| What you need to do |
Recast the lines below as a Markdown table with the columns "Row" and "Line", numbering each row and omitting blank lines.

| Stored data |
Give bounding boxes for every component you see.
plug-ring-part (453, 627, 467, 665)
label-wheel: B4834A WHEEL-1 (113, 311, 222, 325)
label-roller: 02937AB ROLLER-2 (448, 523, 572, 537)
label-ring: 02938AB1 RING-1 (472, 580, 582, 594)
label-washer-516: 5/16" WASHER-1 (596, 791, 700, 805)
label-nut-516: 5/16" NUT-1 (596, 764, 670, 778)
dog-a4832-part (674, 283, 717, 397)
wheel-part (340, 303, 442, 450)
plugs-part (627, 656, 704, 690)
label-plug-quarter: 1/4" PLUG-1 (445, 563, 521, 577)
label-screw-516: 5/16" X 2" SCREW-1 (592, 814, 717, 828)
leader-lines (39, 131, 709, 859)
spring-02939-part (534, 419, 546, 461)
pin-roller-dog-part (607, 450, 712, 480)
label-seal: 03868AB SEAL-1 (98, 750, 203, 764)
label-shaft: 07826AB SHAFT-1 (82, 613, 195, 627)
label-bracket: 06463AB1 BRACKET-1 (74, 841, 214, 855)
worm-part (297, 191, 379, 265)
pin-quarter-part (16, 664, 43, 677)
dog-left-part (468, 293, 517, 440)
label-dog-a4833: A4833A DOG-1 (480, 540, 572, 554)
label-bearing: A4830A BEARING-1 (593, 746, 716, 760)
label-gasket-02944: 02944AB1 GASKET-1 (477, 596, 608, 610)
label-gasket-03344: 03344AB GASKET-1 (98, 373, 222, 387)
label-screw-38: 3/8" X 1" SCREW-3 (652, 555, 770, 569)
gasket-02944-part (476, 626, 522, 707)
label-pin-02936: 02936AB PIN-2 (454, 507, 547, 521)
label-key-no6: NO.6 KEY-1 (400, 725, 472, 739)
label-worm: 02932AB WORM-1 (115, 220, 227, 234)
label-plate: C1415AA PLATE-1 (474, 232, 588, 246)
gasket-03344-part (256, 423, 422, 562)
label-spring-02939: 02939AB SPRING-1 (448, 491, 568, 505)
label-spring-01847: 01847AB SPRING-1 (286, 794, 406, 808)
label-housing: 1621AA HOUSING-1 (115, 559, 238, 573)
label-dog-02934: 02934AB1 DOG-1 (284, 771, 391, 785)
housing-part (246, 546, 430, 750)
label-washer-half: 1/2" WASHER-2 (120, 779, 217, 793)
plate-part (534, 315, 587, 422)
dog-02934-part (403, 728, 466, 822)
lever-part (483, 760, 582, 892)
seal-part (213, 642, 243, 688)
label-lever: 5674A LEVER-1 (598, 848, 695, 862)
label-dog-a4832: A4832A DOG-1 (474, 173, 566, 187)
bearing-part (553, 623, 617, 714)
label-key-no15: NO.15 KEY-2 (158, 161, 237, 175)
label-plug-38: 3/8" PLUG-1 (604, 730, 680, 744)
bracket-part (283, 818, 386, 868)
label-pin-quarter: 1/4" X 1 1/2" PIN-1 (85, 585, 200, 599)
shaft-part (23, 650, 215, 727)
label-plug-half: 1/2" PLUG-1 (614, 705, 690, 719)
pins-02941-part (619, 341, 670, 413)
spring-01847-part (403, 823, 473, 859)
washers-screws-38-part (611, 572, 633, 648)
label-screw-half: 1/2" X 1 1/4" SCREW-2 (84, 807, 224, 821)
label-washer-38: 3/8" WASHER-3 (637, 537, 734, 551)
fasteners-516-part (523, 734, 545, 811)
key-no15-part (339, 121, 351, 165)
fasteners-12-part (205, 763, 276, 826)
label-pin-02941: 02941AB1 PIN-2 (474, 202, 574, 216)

| Full output |
| Row | Line |
|---|---|
| 1 | Give bounding boxes for every component you see. |
| 2 | plug-ring-part (453, 627, 467, 665) |
| 3 | label-wheel: B4834A WHEEL-1 (113, 311, 222, 325) |
| 4 | label-roller: 02937AB ROLLER-2 (448, 523, 572, 537) |
| 5 | label-ring: 02938AB1 RING-1 (472, 580, 582, 594) |
| 6 | label-washer-516: 5/16" WASHER-1 (596, 791, 700, 805) |
| 7 | label-nut-516: 5/16" NUT-1 (596, 764, 670, 778) |
| 8 | dog-a4832-part (674, 283, 717, 397) |
| 9 | wheel-part (340, 303, 442, 450) |
| 10 | plugs-part (627, 656, 704, 690) |
| 11 | label-plug-quarter: 1/4" PLUG-1 (445, 563, 521, 577) |
| 12 | label-screw-516: 5/16" X 2" SCREW-1 (592, 814, 717, 828) |
| 13 | leader-lines (39, 131, 709, 859) |
| 14 | spring-02939-part (534, 419, 546, 461) |
| 15 | pin-roller-dog-part (607, 450, 712, 480) |
| 16 | label-seal: 03868AB SEAL-1 (98, 750, 203, 764) |
| 17 | label-shaft: 07826AB SHAFT-1 (82, 613, 195, 627) |
| 18 | label-bracket: 06463AB1 BRACKET-1 (74, 841, 214, 855) |
| 19 | worm-part (297, 191, 379, 265) |
| 20 | pin-quarter-part (16, 664, 43, 677) |
| 21 | dog-left-part (468, 293, 517, 440) |
| 22 | label-dog-a4833: A4833A DOG-1 (480, 540, 572, 554) |
| 23 | label-bearing: A4830A BEARING-1 (593, 746, 716, 760) |
| 24 | label-gasket-02944: 02944AB1 GASKET-1 (477, 596, 608, 610) |
| 25 | label-gasket-03344: 03344AB GASKET-1 (98, 373, 222, 387) |
| 26 | label-screw-38: 3/8" X 1" SCREW-3 (652, 555, 770, 569) |
| 27 | gasket-02944-part (476, 626, 522, 707) |
| 28 | label-pin-02936: 02936AB PIN-2 (454, 507, 547, 521) |
| 29 | label-key-no6: NO.6 KEY-1 (400, 725, 472, 739) |
| 30 | label-worm: 02932AB WORM-1 (115, 220, 227, 234) |
| 31 | label-plate: C1415AA PLATE-1 (474, 232, 588, 246) |
| 32 | gasket-03344-part (256, 423, 422, 562) |
| 33 | label-spring-02939: 02939AB SPRING-1 (448, 491, 568, 505) |
| 34 | label-spring-01847: 01847AB SPRING-1 (286, 794, 406, 808) |
| 35 | label-housing: 1621AA HOUSING-1 (115, 559, 238, 573) |
| 36 | label-dog-02934: 02934AB1 DOG-1 (284, 771, 391, 785) |
| 37 | housing-part (246, 546, 430, 750) |
| 38 | label-washer-half: 1/2" WASHER-2 (120, 779, 217, 793) |
| 39 | plate-part (534, 315, 587, 422) |
| 40 | dog-02934-part (403, 728, 466, 822) |
| 41 | lever-part (483, 760, 582, 892) |
| 42 | seal-part (213, 642, 243, 688) |
| 43 | label-lever: 5674A LEVER-1 (598, 848, 695, 862) |
| 44 | label-dog-a4832: A4832A DOG-1 (474, 173, 566, 187) |
| 45 | bearing-part (553, 623, 617, 714) |
| 46 | label-key-no15: NO.15 KEY-2 (158, 161, 237, 175) |
| 47 | label-plug-38: 3/8" PLUG-1 (604, 730, 680, 744) |
| 48 | bracket-part (283, 818, 386, 868) |
| 49 | label-pin-quarter: 1/4" X 1 1/2" PIN-1 (85, 585, 200, 599) |
| 50 | shaft-part (23, 650, 215, 727) |
| 51 | label-plug-half: 1/2" PLUG-1 (614, 705, 690, 719) |
| 52 | pins-02941-part (619, 341, 670, 413) |
| 53 | spring-01847-part (403, 823, 473, 859) |
| 54 | washers-screws-38-part (611, 572, 633, 648) |
| 55 | label-screw-half: 1/2" X 1 1/4" SCREW-2 (84, 807, 224, 821) |
| 56 | label-washer-38: 3/8" WASHER-3 (637, 537, 734, 551) |
| 57 | fasteners-516-part (523, 734, 545, 811) |
| 58 | key-no15-part (339, 121, 351, 165) |
| 59 | fasteners-12-part (205, 763, 276, 826) |
| 60 | label-pin-02941: 02941AB1 PIN-2 (474, 202, 574, 216) |